DATA LINES:
※

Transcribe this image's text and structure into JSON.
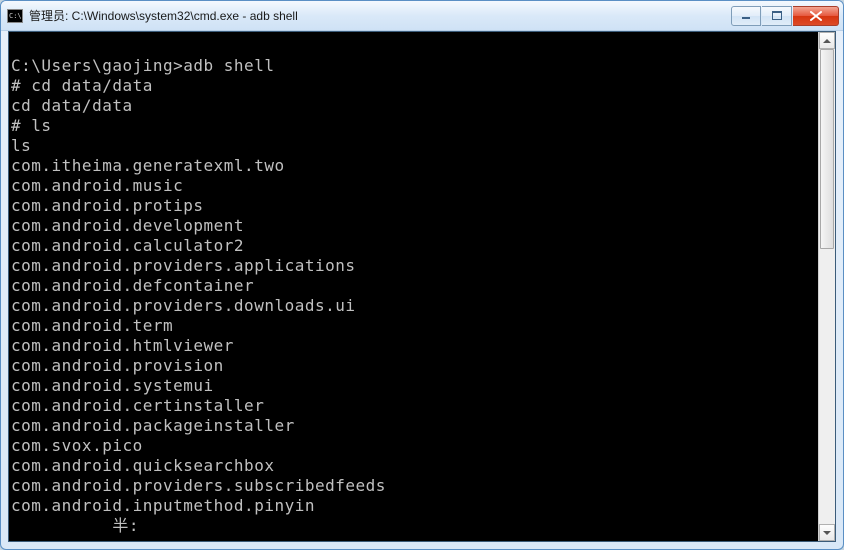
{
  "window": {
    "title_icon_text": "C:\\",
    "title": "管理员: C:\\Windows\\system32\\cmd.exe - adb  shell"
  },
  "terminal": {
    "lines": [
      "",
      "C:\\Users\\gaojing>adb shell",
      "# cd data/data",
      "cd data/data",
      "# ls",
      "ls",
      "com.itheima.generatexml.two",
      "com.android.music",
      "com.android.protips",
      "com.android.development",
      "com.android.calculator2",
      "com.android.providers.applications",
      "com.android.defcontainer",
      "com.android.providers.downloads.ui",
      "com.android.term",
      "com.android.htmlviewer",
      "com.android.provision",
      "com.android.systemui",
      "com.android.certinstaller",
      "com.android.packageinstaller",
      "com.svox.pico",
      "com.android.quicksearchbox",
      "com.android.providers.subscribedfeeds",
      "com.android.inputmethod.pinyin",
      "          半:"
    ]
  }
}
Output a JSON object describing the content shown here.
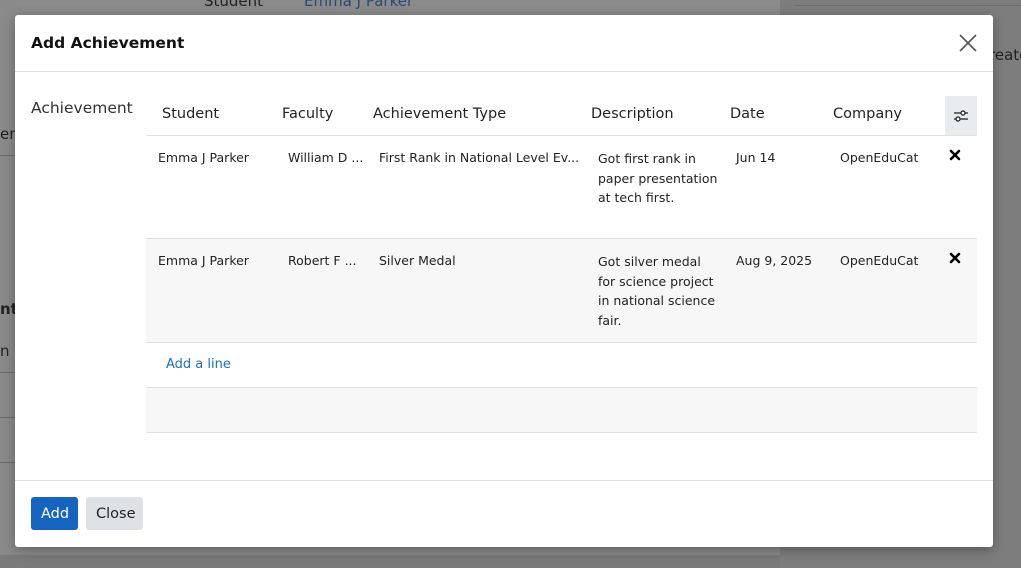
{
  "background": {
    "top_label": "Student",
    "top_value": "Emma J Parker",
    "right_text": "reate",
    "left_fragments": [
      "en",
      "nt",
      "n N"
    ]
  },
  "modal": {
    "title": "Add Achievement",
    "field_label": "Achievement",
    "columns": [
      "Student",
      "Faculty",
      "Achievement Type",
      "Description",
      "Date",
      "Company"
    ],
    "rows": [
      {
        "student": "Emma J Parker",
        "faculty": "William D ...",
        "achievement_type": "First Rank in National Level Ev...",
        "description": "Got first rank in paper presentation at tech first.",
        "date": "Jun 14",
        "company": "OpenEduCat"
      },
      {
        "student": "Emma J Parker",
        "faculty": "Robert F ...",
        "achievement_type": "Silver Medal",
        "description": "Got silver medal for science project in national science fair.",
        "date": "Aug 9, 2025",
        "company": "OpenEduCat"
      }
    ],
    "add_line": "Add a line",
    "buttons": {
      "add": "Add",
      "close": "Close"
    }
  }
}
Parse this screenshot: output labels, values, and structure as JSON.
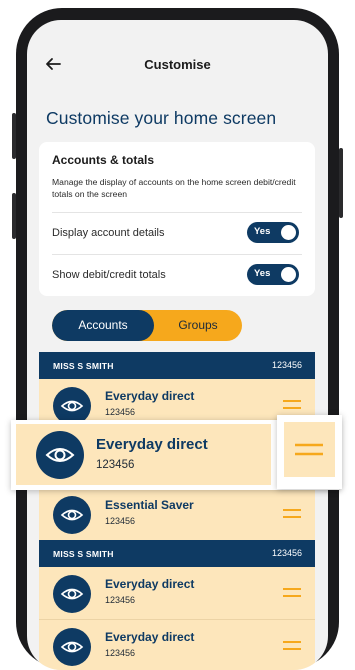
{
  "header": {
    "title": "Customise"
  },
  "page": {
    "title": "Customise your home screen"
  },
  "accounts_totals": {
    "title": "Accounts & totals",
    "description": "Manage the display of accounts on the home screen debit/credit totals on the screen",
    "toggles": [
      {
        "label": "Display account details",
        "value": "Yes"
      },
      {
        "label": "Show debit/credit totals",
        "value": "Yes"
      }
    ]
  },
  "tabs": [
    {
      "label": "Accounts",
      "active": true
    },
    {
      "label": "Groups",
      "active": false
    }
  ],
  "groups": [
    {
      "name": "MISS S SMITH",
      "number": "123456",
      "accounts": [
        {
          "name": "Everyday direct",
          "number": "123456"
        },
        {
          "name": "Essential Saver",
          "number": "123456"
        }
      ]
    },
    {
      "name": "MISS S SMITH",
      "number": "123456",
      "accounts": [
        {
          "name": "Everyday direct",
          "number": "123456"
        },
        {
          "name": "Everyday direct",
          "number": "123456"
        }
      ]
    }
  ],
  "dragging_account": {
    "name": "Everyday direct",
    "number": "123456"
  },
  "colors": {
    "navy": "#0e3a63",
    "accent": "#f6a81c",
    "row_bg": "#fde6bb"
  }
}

※

WHAT YOU HAVE TO DO:
Give only the number of lines above that hold the string "this".

REPLY TO THE TASK:
2